## PROVIDED ENTRIES

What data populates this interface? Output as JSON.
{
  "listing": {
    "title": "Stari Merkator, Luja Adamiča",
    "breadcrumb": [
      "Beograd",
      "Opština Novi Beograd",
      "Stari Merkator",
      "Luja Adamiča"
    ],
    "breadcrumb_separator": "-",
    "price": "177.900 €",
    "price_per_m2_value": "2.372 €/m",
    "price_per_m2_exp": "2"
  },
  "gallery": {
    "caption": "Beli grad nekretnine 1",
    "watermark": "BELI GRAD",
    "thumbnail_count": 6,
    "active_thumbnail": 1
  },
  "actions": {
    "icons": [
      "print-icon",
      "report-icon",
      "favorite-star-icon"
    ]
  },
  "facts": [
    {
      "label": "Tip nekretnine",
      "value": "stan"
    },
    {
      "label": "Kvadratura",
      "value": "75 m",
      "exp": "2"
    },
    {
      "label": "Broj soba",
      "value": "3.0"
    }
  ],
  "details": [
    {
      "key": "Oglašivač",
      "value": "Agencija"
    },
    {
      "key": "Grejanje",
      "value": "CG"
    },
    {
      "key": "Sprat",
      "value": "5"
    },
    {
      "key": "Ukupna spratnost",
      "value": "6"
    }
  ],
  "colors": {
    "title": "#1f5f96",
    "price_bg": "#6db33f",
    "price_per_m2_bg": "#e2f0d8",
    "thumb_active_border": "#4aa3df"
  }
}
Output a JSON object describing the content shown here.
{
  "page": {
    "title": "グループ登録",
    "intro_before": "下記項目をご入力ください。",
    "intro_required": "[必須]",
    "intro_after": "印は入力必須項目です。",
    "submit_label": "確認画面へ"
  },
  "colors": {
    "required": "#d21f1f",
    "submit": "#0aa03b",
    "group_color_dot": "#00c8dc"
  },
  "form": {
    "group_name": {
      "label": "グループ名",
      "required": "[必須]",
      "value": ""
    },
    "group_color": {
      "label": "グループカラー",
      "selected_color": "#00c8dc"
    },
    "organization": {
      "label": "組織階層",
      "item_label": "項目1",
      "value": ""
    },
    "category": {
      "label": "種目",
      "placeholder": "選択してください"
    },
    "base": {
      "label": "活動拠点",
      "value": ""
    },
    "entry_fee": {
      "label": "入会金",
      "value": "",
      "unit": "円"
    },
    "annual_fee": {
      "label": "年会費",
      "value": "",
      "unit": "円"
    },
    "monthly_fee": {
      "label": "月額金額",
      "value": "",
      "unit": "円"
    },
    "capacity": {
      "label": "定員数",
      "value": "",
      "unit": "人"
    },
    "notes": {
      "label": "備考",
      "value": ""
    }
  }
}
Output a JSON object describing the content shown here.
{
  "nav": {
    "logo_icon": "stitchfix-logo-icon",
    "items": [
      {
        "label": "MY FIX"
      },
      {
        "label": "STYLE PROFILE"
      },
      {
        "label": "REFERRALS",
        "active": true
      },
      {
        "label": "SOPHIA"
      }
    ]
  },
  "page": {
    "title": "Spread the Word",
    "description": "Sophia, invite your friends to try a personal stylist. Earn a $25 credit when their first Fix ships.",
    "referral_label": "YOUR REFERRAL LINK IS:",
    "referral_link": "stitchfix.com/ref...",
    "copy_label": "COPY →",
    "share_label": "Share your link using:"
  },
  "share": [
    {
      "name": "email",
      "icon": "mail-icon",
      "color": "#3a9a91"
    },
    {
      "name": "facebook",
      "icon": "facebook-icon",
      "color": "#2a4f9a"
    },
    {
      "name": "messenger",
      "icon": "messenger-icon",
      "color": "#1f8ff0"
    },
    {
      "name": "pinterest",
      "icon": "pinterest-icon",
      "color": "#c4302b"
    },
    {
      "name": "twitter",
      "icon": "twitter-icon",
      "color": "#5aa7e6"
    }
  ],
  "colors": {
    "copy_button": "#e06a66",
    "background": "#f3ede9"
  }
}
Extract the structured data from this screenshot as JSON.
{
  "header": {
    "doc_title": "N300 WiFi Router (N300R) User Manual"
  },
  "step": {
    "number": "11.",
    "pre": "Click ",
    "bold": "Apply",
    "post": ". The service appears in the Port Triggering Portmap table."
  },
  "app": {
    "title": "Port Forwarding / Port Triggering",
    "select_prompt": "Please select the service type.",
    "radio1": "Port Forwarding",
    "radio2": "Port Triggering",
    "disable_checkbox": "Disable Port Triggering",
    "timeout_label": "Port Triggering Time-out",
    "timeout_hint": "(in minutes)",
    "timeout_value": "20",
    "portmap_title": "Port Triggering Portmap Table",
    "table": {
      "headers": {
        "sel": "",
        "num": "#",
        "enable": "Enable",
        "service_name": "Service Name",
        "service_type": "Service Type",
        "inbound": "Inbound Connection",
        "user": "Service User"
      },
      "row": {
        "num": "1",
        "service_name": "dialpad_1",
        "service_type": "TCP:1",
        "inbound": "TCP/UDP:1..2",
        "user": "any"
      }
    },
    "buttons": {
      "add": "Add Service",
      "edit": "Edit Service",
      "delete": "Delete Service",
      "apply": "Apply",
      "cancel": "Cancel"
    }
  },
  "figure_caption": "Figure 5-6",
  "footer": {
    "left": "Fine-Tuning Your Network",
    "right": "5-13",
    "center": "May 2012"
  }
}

## PROBLEM DESCRIPTION
Identify each line containing the string "Portmap" and copy it out.

## THE COMPLETED TASK
    "post": ". The service appears in the Port Triggering Portmap table."
    "portmap_title": "Port Triggering Portmap Table",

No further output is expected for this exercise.